-- START OF Material provided --
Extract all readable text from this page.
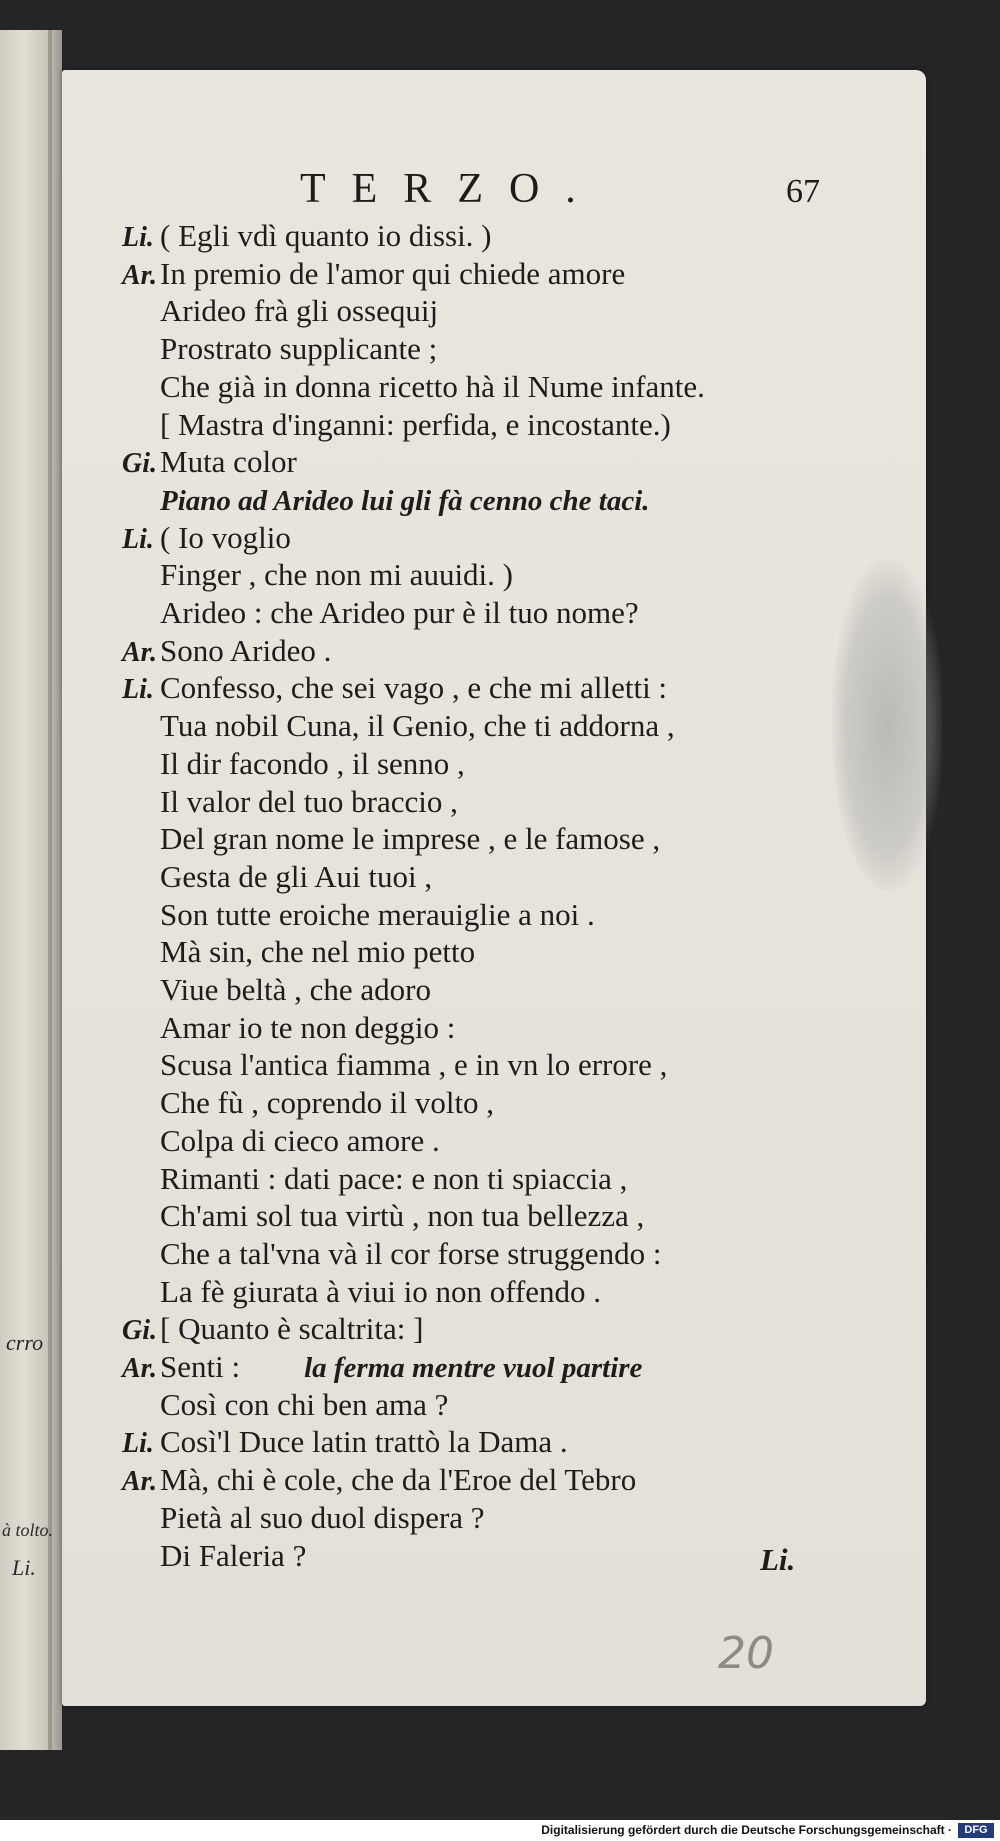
crro
à tolto.
Li.
TERZO.	67
Li. ( Egli vdì quanto io dissi. )
Ar.In premio de l'amor qui chiede amore
Arideo frà gli ossequij
Prostrato supplicante ;
Che già in donna ricetto hà il Nume infante.
[ Mastra d'inganni: perfida, e incostante.)
Gi.Muta color
Piano ad Arideo lui gli fà cenno che taci.
Li. ( Io voglio
Finger , che non mi auuidi. )
Arideo : che Arideo pur è il tuo nome?
Ar.Sono Arideo .
Li. Confesso, che sei vago , e che mi alletti :
Tua nobil Cuna, il Genio, che ti addorna ,
Il dir facondo , il senno ,
Il valor del tuo braccio ,
Del gran nome le imprese , e le famose ,
Gesta de gli Aui tuoi ,
Son tutte eroiche merauiglie a noi .
Mà sin, che nel mio petto
Viue beltà , che adoro
Amar io te non deggio :
Scusa l'antica fiamma , e in vn lo errore ,
Che fù , coprendo il volto ,
Colpa di cieco amore .
Rimanti : dati pace: e non ti spiaccia ,
Ch'ami sol tua virtù , non tua bellezza ,
Che a tal'vna và il cor forse struggendo :
La fè giurata à viui io non offendo .
Gi.[ Quanto è scaltrita: ]
Ar.Senti : la ferma mentre vuol partire
Così con chi ben ama ?
Li. Così'l Duce latin trattò la Dama .
Ar.Mà, chi è cole, che da l'Eroe del Tebro
Pietà al suo duol dispera ?
Di Faleria ?	Li.
20
Digitalisierung gefördert durch die Deutsche Forschungsgemeinschaft ·	DFG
-- END OF Material provided --
Word for word, quote the full listing, omitting every picture.

## Exercise output:
Extract all readable text from this page.
crro
à tolto.
Li.
TERZO.	67
Li. ( Egli vdì quanto io dissi. )
Ar.In premio de l'amor qui chiede amore
Arideo frà gli ossequij
Prostrato supplicante ;
Che già in donna ricetto hà il Nume infante.
[ Mastra d'inganni: perfida, e incostante.)
Gi.Muta color
Piano ad Arideo lui gli fà cenno che taci.
Li. ( Io voglio
Finger , che non mi auuidi. )
Arideo : che Arideo pur è il tuo nome?
Ar.Sono Arideo .
Li. Confesso, che sei vago , e che mi alletti :
Tua nobil Cuna, il Genio, che ti addorna ,
Il dir facondo , il senno ,
Il valor del tuo braccio ,
Del gran nome le imprese , e le famose ,
Gesta de gli Aui tuoi ,
Son tutte eroiche merauiglie a noi .
Mà sin, che nel mio petto
Viue beltà , che adoro
Amar io te non deggio :
Scusa l'antica fiamma , e in vn lo errore ,
Che fù , coprendo il volto ,
Colpa di cieco amore .
Rimanti : dati pace: e non ti spiaccia ,
Ch'ami sol tua virtù , non tua bellezza ,
Che a tal'vna và il cor forse struggendo :
La fè giurata à viui io non offendo .
Gi.[ Quanto è scaltrita: ]
Ar.Senti : la ferma mentre vuol partire
Così con chi ben ama ?
Li. Così'l Duce latin trattò la Dama .
Ar.Mà, chi è cole, che da l'Eroe del Tebro
Pietà al suo duol dispera ?
Di Faleria ?	Li.
20
Digitalisierung gefördert durch die Deutsche Forschungsgemeinschaft ·	DFG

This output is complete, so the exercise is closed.